> _What is expected_
All of the data below must be repeated exactly.

Rows from a dataset

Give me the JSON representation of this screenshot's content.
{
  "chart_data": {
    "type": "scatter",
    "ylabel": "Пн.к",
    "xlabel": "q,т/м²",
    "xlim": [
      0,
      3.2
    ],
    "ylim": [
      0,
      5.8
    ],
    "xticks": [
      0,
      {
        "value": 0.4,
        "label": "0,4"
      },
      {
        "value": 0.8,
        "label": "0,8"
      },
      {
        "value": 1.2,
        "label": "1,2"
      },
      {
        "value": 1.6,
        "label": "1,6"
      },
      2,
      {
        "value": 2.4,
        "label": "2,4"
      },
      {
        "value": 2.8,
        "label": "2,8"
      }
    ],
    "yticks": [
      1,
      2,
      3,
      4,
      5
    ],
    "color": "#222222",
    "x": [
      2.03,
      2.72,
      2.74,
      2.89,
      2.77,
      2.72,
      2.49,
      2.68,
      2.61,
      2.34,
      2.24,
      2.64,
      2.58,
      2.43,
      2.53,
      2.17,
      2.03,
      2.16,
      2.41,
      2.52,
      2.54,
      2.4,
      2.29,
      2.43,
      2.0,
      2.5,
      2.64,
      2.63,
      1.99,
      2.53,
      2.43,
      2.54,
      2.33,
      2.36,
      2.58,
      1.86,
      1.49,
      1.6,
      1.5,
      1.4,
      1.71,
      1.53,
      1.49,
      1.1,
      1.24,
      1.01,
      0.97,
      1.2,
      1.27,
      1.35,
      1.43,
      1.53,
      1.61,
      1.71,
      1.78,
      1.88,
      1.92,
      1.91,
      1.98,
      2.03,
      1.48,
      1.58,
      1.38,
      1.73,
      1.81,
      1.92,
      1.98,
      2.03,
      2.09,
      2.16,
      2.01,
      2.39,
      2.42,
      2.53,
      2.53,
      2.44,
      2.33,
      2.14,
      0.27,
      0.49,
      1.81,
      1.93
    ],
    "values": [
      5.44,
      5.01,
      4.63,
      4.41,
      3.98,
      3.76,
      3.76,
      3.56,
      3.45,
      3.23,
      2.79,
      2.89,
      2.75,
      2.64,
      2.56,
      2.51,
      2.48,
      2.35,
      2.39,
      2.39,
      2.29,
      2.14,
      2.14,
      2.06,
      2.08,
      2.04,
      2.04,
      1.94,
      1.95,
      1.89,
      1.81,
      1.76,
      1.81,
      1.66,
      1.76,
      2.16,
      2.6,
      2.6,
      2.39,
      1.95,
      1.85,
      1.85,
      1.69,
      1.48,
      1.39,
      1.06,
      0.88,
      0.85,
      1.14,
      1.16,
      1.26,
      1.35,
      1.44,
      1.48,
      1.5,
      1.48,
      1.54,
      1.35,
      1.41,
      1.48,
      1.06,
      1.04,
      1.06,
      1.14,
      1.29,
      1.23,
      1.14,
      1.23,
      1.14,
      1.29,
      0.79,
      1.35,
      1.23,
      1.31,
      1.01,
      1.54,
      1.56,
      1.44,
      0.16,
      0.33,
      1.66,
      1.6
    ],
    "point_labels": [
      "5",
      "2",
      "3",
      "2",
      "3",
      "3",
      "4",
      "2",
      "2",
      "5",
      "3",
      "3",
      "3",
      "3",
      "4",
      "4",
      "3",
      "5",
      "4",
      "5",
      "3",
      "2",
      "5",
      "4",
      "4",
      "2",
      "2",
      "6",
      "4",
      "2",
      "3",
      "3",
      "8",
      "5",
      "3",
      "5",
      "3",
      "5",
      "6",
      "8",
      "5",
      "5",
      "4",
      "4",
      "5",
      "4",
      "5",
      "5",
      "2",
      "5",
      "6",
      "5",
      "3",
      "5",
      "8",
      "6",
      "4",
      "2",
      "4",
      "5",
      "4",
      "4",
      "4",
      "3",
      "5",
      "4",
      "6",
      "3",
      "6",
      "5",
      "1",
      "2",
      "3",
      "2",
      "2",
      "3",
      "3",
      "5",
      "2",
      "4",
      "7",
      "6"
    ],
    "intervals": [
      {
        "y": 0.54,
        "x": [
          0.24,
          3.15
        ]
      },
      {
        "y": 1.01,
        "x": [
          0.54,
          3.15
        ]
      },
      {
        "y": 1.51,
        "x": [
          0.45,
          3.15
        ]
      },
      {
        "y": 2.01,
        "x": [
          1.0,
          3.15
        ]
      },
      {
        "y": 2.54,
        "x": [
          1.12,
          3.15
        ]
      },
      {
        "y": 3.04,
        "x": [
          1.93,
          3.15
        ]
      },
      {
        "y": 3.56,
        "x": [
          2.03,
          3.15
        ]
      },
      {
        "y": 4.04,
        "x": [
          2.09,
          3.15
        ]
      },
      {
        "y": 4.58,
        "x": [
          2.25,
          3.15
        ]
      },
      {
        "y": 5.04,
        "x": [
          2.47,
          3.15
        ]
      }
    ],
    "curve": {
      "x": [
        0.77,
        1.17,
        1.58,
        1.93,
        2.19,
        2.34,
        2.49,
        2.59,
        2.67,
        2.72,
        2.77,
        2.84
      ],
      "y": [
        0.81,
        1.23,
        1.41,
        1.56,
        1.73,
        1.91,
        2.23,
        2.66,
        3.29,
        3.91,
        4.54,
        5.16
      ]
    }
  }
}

> _Completed task_
Give me the JSON representation of this screenshot's content.
{
  "chart_data": {
    "type": "scatter",
    "ylabel": "Пн.к",
    "xlabel": "q,т/м²",
    "xlim": [
      0,
      3.2
    ],
    "ylim": [
      0,
      5.8
    ],
    "xticks": [
      0,
      {
        "value": 0.4,
        "label": "0,4"
      },
      {
        "value": 0.8,
        "label": "0,8"
      },
      {
        "value": 1.2,
        "label": "1,2"
      },
      {
        "value": 1.6,
        "label": "1,6"
      },
      2,
      {
        "value": 2.4,
        "label": "2,4"
      },
      {
        "value": 2.8,
        "label": "2,8"
      }
    ],
    "yticks": [
      1,
      2,
      3,
      4,
      5
    ],
    "color": "#222222",
    "x": [
      2.03,
      2.72,
      2.74,
      2.89,
      2.77,
      2.72,
      2.49,
      2.68,
      2.61,
      2.34,
      2.24,
      2.64,
      2.58,
      2.43,
      2.53,
      2.17,
      2.03,
      2.16,
      2.41,
      2.52,
      2.54,
      2.4,
      2.29,
      2.43,
      2.0,
      2.5,
      2.64,
      2.63,
      1.99,
      2.53,
      2.43,
      2.54,
      2.33,
      2.36,
      2.58,
      1.86,
      1.49,
      1.6,
      1.5,
      1.4,
      1.71,
      1.53,
      1.49,
      1.1,
      1.24,
      1.01,
      0.97,
      1.2,
      1.27,
      1.35,
      1.43,
      1.53,
      1.61,
      1.71,
      1.78,
      1.88,
      1.92,
      1.91,
      1.98,
      2.03,
      1.48,
      1.58,
      1.38,
      1.73,
      1.81,
      1.92,
      1.98,
      2.03,
      2.09,
      2.16,
      2.01,
      2.39,
      2.42,
      2.53,
      2.53,
      2.44,
      2.33,
      2.14,
      0.27,
      0.49,
      1.81,
      1.93
    ],
    "values": [
      5.44,
      5.01,
      4.63,
      4.41,
      3.98,
      3.76,
      3.76,
      3.56,
      3.45,
      3.23,
      2.79,
      2.89,
      2.75,
      2.64,
      2.56,
      2.51,
      2.48,
      2.35,
      2.39,
      2.39,
      2.29,
      2.14,
      2.14,
      2.06,
      2.08,
      2.04,
      2.04,
      1.94,
      1.95,
      1.89,
      1.81,
      1.76,
      1.81,
      1.66,
      1.76,
      2.16,
      2.6,
      2.6,
      2.39,
      1.95,
      1.85,
      1.85,
      1.69,
      1.48,
      1.39,
      1.06,
      0.88,
      0.85,
      1.14,
      1.16,
      1.26,
      1.35,
      1.44,
      1.48,
      1.5,
      1.48,
      1.54,
      1.35,
      1.41,
      1.48,
      1.06,
      1.04,
      1.06,
      1.14,
      1.29,
      1.23,
      1.14,
      1.23,
      1.14,
      1.29,
      0.79,
      1.35,
      1.23,
      1.31,
      1.01,
      1.54,
      1.56,
      1.44,
      0.16,
      0.33,
      1.66,
      1.6
    ],
    "point_labels": [
      "5",
      "2",
      "3",
      "2",
      "3",
      "3",
      "4",
      "2",
      "2",
      "5",
      "3",
      "3",
      "3",
      "3",
      "4",
      "4",
      "3",
      "5",
      "4",
      "5",
      "3",
      "2",
      "5",
      "4",
      "4",
      "2",
      "2",
      "6",
      "4",
      "2",
      "3",
      "3",
      "8",
      "5",
      "3",
      "5",
      "3",
      "5",
      "6",
      "8",
      "5",
      "5",
      "4",
      "4",
      "5",
      "4",
      "5",
      "5",
      "2",
      "5",
      "6",
      "5",
      "3",
      "5",
      "8",
      "6",
      "4",
      "2",
      "4",
      "5",
      "4",
      "4",
      "4",
      "3",
      "5",
      "4",
      "6",
      "3",
      "6",
      "5",
      "1",
      "2",
      "3",
      "2",
      "2",
      "3",
      "3",
      "5",
      "2",
      "4",
      "7",
      "6"
    ],
    "intervals": [
      {
        "y": 0.54,
        "x": [
          0.24,
          3.15
        ]
      },
      {
        "y": 1.01,
        "x": [
          0.54,
          3.15
        ]
      },
      {
        "y": 1.51,
        "x": [
          0.45,
          3.15
        ]
      },
      {
        "y": 2.01,
        "x": [
          1.0,
          3.15
        ]
      },
      {
        "y": 2.54,
        "x": [
          1.12,
          3.15
        ]
      },
      {
        "y": 3.04,
        "x": [
          1.93,
          3.15
        ]
      },
      {
        "y": 3.56,
        "x": [
          2.03,
          3.15
        ]
      },
      {
        "y": 4.04,
        "x": [
          2.09,
          3.15
        ]
      },
      {
        "y": 4.58,
        "x": [
          2.25,
          3.15
        ]
      },
      {
        "y": 5.04,
        "x": [
          2.47,
          3.15
        ]
      }
    ],
    "curve": {
      "x": [
        0.77,
        1.17,
        1.58,
        1.93,
        2.19,
        2.34,
        2.49,
        2.59,
        2.67,
        2.72,
        2.77,
        2.84
      ],
      "y": [
        0.81,
        1.23,
        1.41,
        1.56,
        1.73,
        1.91,
        2.23,
        2.66,
        3.29,
        3.91,
        4.54,
        5.16
      ]
    }
  }
}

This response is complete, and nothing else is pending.